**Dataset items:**
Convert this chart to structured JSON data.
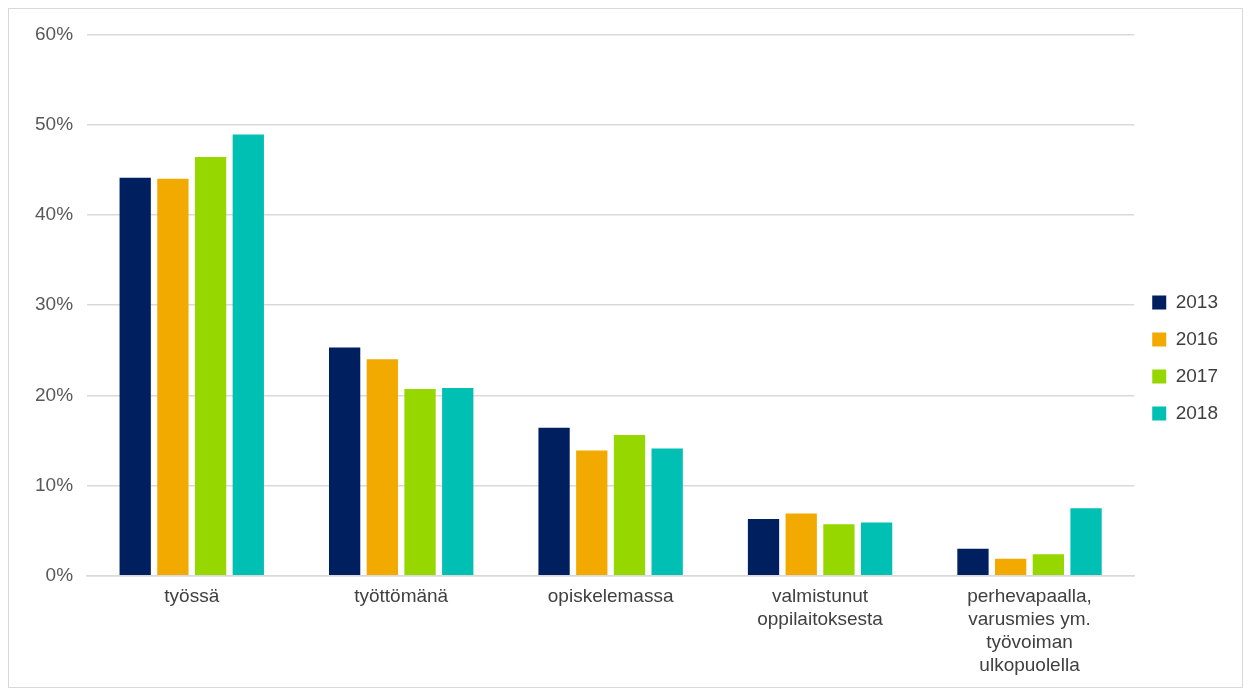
{
  "chart_data": {
    "type": "bar",
    "categories": [
      "työssä",
      "työttömänä",
      "opiskelemassa",
      "valmistunut\noppilaitoksesta",
      "perhevapaalla,\nvarusmies ym.\ntyövoiman\nulkopuolella"
    ],
    "series": [
      {
        "name": "2013",
        "color": "#001f5f",
        "values": [
          44.1,
          25.3,
          16.4,
          6.3,
          3.0
        ]
      },
      {
        "name": "2016",
        "color": "#f2a900",
        "values": [
          44.0,
          24.0,
          13.9,
          6.9,
          1.9
        ]
      },
      {
        "name": "2017",
        "color": "#97d700",
        "values": [
          46.4,
          20.7,
          15.6,
          5.7,
          2.4
        ]
      },
      {
        "name": "2018",
        "color": "#00bfb3",
        "values": [
          48.9,
          20.8,
          14.1,
          5.9,
          7.5
        ]
      }
    ],
    "ylim": [
      0,
      60
    ],
    "yticks": [
      {
        "value": 0,
        "label": "0%"
      },
      {
        "value": 10,
        "label": "10%"
      },
      {
        "value": 20,
        "label": "20%"
      },
      {
        "value": 30,
        "label": "30%"
      },
      {
        "value": 40,
        "label": "40%"
      },
      {
        "value": 50,
        "label": "50%"
      },
      {
        "value": 60,
        "label": "60%"
      }
    ],
    "grid": "y",
    "legend": "right"
  }
}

**Exercise:**
Give only the count of lines in the data that include the string "name".

**Result for this exercise:**
4